(Requirements):
Your task is to reproduce the material exactly.

◆ ◆ ◆

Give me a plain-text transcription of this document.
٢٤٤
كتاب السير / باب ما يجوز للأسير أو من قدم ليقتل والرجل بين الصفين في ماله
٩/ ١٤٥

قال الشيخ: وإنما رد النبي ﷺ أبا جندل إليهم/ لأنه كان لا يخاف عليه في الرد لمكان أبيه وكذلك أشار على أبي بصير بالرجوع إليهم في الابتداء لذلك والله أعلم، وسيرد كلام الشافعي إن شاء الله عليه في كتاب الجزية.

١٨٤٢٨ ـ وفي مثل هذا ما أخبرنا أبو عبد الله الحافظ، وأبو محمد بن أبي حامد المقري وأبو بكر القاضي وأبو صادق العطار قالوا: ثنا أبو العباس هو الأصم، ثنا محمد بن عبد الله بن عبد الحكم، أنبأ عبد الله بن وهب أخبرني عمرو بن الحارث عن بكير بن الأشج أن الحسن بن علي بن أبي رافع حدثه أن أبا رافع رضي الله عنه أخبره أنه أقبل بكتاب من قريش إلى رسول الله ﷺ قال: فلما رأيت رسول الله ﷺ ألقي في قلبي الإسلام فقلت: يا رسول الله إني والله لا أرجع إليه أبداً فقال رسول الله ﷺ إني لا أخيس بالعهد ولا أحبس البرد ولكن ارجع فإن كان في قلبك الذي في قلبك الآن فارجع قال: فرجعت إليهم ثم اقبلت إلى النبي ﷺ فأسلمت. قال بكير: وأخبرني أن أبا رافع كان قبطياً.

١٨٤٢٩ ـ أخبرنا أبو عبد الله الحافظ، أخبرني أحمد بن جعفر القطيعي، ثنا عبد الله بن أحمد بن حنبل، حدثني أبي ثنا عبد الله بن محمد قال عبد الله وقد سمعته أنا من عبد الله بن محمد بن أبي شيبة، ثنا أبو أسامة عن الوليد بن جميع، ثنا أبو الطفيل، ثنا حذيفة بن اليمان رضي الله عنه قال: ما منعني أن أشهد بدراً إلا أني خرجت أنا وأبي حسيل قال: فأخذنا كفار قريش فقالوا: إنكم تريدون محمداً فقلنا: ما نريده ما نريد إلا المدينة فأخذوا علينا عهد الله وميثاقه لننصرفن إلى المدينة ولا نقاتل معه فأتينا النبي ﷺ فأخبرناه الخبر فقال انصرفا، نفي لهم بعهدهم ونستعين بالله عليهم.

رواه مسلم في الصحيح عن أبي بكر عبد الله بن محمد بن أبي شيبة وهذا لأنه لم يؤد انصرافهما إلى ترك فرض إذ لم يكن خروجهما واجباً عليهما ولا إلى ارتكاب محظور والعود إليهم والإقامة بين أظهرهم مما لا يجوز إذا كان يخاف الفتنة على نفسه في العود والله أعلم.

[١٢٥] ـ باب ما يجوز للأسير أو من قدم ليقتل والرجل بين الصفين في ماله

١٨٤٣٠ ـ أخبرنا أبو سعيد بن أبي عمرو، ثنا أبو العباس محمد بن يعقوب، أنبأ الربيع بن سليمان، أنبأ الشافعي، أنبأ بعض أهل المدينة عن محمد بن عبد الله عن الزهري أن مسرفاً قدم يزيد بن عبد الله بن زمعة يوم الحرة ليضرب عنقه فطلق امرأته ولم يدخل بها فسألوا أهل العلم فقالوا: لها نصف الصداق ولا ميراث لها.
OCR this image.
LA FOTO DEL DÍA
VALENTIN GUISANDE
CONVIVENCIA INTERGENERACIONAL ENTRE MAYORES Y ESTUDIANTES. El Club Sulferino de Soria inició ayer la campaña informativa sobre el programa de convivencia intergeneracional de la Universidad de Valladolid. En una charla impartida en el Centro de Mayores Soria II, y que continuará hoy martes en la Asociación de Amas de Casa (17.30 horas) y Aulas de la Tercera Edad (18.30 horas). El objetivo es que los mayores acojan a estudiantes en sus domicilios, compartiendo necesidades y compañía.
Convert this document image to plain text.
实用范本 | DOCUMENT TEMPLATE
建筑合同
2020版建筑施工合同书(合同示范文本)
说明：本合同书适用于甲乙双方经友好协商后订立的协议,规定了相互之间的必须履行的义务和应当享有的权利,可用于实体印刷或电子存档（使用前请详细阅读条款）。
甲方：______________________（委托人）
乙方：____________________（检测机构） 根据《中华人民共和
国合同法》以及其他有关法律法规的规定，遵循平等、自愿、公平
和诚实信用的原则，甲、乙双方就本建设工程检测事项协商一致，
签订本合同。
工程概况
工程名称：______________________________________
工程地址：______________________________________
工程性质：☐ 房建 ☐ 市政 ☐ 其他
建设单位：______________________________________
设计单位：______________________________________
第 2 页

◆ ◆ ◆

(Solved problem):
Give me a plain-text transcription of this document.
٢٤٤
كتاب السير / باب ما يجوز للأسير أو من قدم ليقتل والرجل بين الصفين في ماله
٩/ ١٤٥

قال الشيخ: وإنما رد النبي ﷺ أبا جندل إليهم/ لأنه كان لا يخاف عليه في الرد لمكان أبيه وكذلك أشار على أبي بصير بالرجوع إليهم في الابتداء لذلك والله أعلم، وسيرد كلام الشافعي إن شاء الله عليه في كتاب الجزية.

١٨٤٢٨ ـ وفي مثل هذا ما أخبرنا أبو عبد الله الحافظ، وأبو محمد بن أبي حامد المقري وأبو بكر القاضي وأبو صادق العطار قالوا: ثنا أبو العباس هو الأصم، ثنا محمد بن عبد الله بن عبد الحكم، أنبأ عبد الله بن وهب أخبرني عمرو بن الحارث عن بكير بن الأشج أن الحسن بن علي بن أبي رافع حدثه أن أبا رافع رضي الله عنه أخبره أنه أقبل بكتاب من قريش إلى رسول الله ﷺ قال: فلما رأيت رسول الله ﷺ ألقي في قلبي الإسلام فقلت: يا رسول الله إني والله لا أرجع إليه أبداً فقال رسول الله ﷺ إني لا أخيس بالعهد ولا أحبس البرد ولكن ارجع فإن كان في قلبك الذي في قلبك الآن فارجع قال: فرجعت إليهم ثم اقبلت إلى النبي ﷺ فأسلمت. قال بكير: وأخبرني أن أبا رافع كان قبطياً.

١٨٤٢٩ ـ أخبرنا أبو عبد الله الحافظ، أخبرني أحمد بن جعفر القطيعي، ثنا عبد الله بن أحمد بن حنبل، حدثني أبي ثنا عبد الله بن محمد قال عبد الله وقد سمعته أنا من عبد الله بن محمد بن أبي شيبة، ثنا أبو أسامة عن الوليد بن جميع، ثنا أبو الطفيل، ثنا حذيفة بن اليمان رضي الله عنه قال: ما منعني أن أشهد بدراً إلا أني خرجت أنا وأبي حسيل قال: فأخذنا كفار قريش فقالوا: إنكم تريدون محمداً فقلنا: ما نريده ما نريد إلا المدينة فأخذوا علينا عهد الله وميثاقه لننصرفن إلى المدينة ولا نقاتل معه فأتينا النبي ﷺ فأخبرناه الخبر فقال انصرفا، نفي لهم بعهدهم ونستعين بالله عليهم.

رواه مسلم في الصحيح عن أبي بكر عبد الله بن محمد بن أبي شيبة وهذا لأنه لم يؤد انصرافهما إلى ترك فرض إذ لم يكن خروجهما واجباً عليهما ولا إلى ارتكاب محظور والعود إليهم والإقامة بين أظهرهم مما لا يجوز إذا كان يخاف الفتنة على نفسه في العود والله أعلم.

[١٢٥] ـ باب ما يجوز للأسير أو من قدم ليقتل والرجل بين الصفين في ماله

١٨٤٣٠ ـ أخبرنا أبو سعيد بن أبي عمرو، ثنا أبو العباس محمد بن يعقوب، أنبأ الربيع بن سليمان، أنبأ الشافعي، أنبأ بعض أهل المدينة عن محمد بن عبد الله عن الزهري أن مسرفاً قدم يزيد بن عبد الله بن زمعة يوم الحرة ليضرب عنقه فطلق امرأته ولم يدخل بها فسألوا أهل العلم فقالوا: لها نصف الصداق ولا ميراث لها.
OCR this image.
LA FOTO DEL DÍA
VALENTIN GUISANDE
CONVIVENCIA INTERGENERACIONAL ENTRE MAYORES Y ESTUDIANTES. El Club Sulferino de Soria inició ayer la campaña informativa sobre el programa de convivencia intergeneracional de la Universidad de Valladolid. En una charla impartida en el Centro de Mayores Soria II, y que continuará hoy martes en la Asociación de Amas de Casa (17.30 horas) y Aulas de la Tercera Edad (18.30 horas). El objetivo es que los mayores acojan a estudiantes en sus domicilios, compartiendo necesidades y compañía.
Convert this document image to plain text.
实用范本 | DOCUMENT TEMPLATE
建筑合同
2020版建筑施工合同书(合同示范文本)
说明：本合同书适用于甲乙双方经友好协商后订立的协议,规定了相互之间的必须履行的义务和应当享有的权利,可用于实体印刷或电子存档（使用前请详细阅读条款）。
甲方：______________________（委托人）
乙方：____________________（检测机构） 根据《中华人民共和
国合同法》以及其他有关法律法规的规定，遵循平等、自愿、公平
和诚实信用的原则，甲、乙双方就本建设工程检测事项协商一致，
签订本合同。
工程概况
工程名称：______________________________________
工程地址：______________________________________
工程性质：☐ 房建 ☐ 市政 ☐ 其他
建设单位：______________________________________
设计单位：______________________________________
第 2 页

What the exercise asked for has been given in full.